▸ **AVAILABLE DATA**:
^^^^^^^^^^^^^^^^

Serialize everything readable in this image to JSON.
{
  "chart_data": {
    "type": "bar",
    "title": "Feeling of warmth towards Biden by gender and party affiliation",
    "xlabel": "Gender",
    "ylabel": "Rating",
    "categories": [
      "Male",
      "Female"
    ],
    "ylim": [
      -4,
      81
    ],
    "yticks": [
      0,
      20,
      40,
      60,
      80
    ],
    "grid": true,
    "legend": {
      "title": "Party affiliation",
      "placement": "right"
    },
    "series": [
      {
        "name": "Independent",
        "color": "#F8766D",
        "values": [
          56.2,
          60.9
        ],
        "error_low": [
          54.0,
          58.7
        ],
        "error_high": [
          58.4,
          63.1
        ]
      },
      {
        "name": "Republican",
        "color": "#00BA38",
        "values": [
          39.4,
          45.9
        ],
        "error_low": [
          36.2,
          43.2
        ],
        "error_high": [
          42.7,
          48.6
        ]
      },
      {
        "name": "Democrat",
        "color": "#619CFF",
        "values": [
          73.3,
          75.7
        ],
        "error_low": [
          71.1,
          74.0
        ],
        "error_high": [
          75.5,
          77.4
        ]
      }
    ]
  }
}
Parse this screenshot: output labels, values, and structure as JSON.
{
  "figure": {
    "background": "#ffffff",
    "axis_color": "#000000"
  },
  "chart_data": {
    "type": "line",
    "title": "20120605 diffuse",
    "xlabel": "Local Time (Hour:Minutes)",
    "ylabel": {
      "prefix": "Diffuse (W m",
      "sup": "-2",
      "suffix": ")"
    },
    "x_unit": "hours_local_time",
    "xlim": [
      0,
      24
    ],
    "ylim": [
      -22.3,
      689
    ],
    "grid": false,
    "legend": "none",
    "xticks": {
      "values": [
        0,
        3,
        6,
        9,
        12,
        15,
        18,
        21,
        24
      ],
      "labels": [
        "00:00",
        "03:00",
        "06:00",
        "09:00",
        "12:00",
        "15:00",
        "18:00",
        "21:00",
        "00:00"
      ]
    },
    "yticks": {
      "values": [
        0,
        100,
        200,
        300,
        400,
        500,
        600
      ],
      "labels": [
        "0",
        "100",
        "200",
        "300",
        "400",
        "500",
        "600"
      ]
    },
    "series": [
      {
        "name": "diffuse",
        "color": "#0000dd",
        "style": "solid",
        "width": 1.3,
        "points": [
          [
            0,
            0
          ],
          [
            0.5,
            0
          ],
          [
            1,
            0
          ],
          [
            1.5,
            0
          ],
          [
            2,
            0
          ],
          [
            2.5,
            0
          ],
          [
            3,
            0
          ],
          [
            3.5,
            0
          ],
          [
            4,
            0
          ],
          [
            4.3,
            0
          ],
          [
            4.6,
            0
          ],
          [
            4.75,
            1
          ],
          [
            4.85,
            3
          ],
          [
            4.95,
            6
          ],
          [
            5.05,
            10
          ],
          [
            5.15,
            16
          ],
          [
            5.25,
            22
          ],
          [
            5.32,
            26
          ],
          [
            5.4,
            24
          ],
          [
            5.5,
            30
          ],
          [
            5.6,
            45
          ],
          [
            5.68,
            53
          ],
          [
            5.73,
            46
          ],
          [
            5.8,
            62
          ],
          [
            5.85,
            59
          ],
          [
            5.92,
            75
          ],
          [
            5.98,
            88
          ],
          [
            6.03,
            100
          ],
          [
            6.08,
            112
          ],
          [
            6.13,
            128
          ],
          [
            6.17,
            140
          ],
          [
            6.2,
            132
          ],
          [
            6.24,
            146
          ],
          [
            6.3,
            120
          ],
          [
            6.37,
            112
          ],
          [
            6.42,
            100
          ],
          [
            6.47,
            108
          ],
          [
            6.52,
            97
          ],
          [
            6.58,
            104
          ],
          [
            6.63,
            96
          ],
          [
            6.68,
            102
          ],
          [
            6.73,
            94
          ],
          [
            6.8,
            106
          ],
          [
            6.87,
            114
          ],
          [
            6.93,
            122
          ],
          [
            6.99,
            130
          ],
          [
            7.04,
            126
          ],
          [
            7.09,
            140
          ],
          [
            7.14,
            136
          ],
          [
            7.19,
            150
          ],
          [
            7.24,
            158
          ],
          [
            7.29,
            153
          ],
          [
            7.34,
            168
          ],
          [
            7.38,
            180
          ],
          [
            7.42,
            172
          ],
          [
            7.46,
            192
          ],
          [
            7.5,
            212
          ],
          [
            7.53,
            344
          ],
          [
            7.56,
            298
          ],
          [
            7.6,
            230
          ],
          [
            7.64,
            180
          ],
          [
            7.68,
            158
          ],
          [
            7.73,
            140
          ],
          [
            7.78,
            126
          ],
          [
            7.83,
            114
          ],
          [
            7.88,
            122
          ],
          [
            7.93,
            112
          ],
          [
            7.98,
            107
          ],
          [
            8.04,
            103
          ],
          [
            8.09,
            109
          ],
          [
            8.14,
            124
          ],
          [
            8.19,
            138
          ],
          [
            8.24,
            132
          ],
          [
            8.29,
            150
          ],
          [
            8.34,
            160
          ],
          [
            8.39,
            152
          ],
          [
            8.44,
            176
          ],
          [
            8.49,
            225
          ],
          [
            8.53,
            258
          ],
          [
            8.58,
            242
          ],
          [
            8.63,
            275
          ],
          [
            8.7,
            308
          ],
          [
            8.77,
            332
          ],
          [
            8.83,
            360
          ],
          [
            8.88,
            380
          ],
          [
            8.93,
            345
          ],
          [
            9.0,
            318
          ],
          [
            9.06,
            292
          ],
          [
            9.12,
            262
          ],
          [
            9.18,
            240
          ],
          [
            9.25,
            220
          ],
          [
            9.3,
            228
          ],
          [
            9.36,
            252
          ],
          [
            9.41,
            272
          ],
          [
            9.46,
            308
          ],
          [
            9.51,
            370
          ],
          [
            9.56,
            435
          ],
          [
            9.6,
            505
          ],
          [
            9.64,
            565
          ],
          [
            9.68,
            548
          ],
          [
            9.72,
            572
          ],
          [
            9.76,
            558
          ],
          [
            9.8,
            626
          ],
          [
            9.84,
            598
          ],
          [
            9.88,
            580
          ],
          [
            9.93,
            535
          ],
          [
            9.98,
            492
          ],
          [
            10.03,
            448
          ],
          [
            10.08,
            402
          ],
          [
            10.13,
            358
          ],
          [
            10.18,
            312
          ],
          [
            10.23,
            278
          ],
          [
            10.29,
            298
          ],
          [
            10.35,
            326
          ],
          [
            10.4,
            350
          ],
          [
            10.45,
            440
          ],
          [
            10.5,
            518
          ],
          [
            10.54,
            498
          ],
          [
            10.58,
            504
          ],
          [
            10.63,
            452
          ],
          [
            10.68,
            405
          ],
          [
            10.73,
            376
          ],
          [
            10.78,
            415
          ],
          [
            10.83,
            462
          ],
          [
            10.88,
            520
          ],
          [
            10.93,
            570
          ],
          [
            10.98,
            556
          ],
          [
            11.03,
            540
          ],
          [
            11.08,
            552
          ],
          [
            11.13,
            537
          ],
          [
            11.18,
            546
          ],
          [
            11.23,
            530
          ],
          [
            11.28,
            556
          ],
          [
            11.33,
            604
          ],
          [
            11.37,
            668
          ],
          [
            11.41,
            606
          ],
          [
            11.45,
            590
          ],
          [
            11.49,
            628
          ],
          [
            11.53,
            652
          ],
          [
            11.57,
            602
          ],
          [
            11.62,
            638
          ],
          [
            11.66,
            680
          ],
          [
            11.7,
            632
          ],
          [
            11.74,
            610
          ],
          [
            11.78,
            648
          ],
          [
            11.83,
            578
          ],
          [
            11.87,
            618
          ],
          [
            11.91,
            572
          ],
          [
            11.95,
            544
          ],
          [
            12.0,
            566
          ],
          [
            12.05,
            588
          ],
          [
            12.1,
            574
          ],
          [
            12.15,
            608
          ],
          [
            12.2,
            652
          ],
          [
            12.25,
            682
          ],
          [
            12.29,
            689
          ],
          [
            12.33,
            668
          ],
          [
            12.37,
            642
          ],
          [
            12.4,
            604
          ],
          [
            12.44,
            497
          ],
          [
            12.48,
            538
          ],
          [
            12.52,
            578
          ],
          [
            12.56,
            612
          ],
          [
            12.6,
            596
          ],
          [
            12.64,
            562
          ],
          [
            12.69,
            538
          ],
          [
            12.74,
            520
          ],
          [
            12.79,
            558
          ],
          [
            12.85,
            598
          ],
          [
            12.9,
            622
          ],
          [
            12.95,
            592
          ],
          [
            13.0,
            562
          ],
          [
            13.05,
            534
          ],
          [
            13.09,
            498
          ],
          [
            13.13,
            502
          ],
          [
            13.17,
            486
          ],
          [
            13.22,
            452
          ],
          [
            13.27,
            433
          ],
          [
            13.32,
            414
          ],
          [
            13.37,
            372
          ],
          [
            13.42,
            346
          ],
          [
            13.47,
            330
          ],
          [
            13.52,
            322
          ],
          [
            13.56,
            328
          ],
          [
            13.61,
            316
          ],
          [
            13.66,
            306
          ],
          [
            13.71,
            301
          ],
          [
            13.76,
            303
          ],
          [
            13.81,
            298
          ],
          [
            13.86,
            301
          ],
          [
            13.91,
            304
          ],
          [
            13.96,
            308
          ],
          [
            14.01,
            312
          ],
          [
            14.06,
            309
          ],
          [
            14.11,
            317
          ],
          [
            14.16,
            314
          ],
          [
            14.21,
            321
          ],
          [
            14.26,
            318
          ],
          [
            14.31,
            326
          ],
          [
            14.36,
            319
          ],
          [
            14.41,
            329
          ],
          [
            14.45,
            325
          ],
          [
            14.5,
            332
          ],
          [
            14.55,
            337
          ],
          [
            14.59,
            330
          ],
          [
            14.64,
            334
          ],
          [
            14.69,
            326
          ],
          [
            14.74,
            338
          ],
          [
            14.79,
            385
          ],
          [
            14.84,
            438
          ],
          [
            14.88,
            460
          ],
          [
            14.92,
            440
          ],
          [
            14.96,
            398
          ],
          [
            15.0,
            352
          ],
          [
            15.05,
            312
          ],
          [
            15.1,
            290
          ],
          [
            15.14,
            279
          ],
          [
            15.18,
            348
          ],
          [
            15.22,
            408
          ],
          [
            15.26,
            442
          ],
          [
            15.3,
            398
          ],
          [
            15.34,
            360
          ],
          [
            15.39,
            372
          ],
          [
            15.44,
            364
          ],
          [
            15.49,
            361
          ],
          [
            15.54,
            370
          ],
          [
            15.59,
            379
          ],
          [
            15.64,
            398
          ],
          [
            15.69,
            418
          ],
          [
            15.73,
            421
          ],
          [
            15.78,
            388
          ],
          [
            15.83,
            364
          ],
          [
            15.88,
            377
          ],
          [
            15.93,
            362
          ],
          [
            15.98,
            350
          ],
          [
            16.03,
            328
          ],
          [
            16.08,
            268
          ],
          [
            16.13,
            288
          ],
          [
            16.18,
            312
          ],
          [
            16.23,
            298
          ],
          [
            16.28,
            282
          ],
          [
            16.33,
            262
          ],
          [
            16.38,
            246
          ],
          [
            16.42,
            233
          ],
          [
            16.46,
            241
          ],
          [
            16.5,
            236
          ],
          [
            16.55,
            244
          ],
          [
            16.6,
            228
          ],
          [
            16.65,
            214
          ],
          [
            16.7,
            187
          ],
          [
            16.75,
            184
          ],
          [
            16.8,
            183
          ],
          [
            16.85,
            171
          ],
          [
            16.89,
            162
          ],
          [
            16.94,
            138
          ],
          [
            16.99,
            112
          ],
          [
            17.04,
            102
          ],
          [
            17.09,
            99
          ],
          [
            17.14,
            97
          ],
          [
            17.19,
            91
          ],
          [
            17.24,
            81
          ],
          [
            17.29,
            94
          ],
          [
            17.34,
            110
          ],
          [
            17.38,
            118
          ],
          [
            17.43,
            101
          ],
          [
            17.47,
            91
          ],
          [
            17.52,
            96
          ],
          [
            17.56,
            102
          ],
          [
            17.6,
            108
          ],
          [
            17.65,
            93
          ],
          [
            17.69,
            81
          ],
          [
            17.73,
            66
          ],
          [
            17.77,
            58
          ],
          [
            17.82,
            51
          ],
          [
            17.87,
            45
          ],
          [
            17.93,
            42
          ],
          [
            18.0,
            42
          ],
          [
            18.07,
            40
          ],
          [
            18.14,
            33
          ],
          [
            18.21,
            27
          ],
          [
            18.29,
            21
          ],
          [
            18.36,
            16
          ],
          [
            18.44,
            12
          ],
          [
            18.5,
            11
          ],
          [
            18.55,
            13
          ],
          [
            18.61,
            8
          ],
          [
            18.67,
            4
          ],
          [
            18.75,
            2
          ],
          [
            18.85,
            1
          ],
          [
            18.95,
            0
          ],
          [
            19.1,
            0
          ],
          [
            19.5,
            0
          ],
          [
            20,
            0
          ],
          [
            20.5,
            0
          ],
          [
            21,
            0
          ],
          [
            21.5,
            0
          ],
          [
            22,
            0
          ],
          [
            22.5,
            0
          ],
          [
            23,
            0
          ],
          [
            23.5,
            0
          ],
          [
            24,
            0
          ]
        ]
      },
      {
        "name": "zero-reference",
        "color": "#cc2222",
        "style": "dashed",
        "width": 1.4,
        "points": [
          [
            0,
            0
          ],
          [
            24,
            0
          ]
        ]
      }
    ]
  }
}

^^^^^^^^^^^^^^^^

▸ **GIVEN TASK**: Where a line in the material contains "xlabel", copy that line.

▸ **SOLUTION TO THIS TASK**:
    "xlabel": "Gender",
    "xlabel": "Local Time (Hour:Minutes)",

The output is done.